REQUIRED TASK: Using the entries that follow, state how many lines contain the word "USDCAD". The response is that number and nothing more.

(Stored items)
## Start

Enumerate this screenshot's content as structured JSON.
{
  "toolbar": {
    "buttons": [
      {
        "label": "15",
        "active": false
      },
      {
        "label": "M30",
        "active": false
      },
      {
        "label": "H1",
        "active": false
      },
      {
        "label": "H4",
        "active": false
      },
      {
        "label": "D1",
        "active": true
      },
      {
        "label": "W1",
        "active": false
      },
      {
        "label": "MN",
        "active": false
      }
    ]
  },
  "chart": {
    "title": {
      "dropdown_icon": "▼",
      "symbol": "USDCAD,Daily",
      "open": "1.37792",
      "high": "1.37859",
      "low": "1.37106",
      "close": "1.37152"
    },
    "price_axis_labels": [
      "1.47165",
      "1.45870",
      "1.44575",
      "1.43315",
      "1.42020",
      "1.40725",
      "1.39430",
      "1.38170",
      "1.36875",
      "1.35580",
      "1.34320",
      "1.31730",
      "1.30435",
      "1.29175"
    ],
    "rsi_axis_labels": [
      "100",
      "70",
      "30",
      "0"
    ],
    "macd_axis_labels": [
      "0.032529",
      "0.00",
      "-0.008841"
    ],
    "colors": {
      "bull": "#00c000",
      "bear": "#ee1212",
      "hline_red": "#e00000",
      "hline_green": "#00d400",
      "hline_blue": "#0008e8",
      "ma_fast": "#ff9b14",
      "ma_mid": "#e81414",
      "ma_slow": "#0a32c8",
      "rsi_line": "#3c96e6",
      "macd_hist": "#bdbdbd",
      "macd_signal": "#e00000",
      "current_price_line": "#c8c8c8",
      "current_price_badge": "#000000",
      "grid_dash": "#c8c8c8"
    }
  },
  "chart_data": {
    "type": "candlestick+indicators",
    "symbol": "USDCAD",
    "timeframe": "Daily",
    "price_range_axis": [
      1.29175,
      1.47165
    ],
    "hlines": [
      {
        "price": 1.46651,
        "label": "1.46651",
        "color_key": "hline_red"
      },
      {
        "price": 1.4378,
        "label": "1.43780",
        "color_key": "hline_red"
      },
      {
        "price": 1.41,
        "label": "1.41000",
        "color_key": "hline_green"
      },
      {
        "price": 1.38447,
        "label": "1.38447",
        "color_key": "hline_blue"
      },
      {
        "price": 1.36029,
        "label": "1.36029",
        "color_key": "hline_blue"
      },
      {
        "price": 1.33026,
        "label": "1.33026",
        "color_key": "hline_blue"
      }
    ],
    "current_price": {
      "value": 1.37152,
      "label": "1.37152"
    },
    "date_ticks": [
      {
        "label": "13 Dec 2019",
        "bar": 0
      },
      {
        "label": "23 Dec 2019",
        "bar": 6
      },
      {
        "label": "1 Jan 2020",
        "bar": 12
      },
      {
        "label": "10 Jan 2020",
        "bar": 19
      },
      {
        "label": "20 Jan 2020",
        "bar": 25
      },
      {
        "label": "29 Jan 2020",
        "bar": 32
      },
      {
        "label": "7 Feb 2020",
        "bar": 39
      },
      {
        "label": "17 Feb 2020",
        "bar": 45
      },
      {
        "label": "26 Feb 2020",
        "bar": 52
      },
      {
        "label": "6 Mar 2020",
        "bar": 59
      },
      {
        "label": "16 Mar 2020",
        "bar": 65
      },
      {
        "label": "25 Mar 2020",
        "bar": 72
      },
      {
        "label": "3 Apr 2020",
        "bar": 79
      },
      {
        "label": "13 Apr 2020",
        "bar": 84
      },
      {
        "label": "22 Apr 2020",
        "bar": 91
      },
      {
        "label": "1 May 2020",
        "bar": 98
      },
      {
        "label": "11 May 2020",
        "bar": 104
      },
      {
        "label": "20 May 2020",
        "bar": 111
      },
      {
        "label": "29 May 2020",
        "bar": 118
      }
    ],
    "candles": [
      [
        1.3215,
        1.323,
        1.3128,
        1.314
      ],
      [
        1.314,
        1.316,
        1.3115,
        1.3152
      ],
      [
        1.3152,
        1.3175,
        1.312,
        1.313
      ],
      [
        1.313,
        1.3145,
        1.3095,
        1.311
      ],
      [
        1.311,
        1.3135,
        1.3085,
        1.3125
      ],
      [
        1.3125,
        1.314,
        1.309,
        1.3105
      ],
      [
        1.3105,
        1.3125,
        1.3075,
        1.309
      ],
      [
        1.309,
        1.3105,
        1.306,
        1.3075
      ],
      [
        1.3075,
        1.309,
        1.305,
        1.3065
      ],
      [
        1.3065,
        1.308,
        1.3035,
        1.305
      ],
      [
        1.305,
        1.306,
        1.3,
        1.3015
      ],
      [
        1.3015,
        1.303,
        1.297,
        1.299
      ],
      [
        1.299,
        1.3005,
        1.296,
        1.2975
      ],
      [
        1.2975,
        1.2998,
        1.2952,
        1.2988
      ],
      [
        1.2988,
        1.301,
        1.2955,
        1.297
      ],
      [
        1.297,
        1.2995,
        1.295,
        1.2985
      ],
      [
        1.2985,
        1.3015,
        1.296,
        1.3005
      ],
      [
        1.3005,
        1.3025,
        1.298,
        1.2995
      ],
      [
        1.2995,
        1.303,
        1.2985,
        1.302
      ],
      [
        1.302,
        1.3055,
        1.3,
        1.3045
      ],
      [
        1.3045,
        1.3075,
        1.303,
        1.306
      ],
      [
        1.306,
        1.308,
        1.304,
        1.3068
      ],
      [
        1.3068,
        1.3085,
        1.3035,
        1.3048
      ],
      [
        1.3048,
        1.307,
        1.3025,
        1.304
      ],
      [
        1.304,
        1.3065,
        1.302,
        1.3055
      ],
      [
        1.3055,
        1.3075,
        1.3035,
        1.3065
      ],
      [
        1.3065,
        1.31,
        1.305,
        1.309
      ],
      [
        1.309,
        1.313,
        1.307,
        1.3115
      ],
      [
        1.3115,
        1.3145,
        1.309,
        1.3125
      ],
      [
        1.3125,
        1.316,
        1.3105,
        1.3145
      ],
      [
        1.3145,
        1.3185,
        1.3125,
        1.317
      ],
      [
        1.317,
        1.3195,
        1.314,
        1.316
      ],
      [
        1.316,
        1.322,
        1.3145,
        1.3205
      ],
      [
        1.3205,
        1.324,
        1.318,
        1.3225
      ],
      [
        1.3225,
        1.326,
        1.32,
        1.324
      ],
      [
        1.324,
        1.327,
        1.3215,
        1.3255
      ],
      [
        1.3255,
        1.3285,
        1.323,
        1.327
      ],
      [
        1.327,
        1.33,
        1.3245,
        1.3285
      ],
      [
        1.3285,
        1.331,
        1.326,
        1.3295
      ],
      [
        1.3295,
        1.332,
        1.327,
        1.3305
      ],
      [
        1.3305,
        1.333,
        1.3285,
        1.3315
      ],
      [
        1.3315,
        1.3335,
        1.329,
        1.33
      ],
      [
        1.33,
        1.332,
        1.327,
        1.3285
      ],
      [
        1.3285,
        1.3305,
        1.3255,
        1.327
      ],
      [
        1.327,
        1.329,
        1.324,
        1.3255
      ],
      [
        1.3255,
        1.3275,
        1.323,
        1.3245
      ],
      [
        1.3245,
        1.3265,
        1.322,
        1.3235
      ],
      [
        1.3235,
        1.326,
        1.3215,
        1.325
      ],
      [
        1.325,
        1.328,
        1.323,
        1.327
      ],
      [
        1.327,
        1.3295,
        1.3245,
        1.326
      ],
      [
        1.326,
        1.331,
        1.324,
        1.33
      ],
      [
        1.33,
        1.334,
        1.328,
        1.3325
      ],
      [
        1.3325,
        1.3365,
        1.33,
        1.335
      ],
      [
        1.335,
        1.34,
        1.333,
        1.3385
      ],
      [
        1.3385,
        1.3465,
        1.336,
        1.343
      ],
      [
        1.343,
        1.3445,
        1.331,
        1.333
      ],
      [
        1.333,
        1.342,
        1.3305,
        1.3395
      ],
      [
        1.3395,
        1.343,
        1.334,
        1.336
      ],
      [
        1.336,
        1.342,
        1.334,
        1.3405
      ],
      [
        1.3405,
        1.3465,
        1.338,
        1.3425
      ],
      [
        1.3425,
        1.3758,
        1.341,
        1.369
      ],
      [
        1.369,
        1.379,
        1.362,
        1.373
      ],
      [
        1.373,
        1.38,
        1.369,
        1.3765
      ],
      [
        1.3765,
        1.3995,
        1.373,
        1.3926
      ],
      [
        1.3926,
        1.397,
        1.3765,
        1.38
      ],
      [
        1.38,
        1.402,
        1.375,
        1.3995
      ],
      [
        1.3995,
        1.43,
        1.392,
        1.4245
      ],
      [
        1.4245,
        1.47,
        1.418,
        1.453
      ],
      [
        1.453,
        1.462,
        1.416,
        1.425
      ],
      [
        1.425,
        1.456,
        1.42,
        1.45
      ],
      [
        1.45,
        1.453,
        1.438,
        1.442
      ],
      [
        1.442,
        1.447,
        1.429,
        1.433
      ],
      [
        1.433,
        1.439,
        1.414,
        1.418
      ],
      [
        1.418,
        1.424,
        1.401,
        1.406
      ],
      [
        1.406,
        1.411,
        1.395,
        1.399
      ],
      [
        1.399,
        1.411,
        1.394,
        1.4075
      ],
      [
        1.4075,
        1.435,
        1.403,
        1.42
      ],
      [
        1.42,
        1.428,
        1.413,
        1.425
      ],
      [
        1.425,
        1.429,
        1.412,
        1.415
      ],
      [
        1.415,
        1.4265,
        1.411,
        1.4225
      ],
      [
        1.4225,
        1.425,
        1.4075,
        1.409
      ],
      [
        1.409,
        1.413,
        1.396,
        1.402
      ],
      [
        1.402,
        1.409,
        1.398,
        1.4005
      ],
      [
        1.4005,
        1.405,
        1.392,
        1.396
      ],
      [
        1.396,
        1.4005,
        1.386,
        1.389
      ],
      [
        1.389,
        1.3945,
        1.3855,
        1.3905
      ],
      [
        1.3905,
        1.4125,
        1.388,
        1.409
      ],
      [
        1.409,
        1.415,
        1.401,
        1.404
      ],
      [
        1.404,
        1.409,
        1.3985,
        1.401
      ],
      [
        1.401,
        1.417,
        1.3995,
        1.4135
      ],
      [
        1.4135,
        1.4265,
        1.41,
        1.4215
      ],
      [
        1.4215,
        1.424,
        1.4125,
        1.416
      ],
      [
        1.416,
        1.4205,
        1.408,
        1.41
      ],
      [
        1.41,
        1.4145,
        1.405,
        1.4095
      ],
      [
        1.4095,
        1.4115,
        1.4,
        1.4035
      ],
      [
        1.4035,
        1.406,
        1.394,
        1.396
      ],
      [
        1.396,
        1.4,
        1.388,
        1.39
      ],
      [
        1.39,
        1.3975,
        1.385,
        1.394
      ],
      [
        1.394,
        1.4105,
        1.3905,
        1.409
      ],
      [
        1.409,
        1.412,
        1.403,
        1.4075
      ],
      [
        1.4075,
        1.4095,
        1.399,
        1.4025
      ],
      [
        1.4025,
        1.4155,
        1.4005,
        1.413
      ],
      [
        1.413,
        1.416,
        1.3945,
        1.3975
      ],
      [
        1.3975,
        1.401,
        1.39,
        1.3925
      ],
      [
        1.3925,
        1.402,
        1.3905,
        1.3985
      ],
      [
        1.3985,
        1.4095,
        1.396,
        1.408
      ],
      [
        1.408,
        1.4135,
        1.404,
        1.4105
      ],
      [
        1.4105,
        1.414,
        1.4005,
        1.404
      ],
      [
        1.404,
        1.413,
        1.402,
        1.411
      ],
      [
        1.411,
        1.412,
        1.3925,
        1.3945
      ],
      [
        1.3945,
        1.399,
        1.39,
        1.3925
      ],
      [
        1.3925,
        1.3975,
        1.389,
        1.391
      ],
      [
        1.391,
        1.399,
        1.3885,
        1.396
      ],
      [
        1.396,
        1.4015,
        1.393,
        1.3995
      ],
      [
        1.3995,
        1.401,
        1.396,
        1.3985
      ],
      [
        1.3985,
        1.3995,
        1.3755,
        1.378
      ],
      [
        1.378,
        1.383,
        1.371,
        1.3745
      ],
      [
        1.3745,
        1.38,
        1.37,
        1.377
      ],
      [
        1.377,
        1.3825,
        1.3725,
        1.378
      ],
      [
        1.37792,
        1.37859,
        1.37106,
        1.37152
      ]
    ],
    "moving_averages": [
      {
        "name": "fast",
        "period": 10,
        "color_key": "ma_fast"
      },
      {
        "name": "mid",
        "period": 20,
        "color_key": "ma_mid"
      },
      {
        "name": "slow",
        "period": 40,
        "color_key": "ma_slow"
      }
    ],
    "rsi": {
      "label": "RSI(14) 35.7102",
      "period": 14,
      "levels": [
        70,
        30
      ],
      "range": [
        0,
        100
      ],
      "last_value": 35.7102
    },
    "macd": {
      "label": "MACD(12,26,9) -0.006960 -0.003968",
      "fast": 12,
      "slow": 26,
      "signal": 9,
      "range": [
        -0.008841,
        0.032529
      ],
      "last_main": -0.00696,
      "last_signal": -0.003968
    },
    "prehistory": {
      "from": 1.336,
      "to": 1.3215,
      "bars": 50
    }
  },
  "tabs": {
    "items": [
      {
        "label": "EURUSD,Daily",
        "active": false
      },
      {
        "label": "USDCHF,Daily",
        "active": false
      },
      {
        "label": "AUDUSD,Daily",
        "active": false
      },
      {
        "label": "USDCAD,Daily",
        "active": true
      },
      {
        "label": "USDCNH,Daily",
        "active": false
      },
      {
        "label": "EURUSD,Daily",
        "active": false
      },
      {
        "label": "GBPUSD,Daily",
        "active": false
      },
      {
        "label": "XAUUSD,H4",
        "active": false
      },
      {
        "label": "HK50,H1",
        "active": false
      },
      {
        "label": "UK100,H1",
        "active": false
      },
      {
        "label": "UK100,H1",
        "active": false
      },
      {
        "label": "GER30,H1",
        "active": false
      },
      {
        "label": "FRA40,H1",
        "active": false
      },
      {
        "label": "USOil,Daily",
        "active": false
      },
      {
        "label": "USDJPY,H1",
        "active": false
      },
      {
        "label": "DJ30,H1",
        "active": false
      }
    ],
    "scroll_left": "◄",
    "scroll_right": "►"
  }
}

## End

EXPECTED ANSWER: 3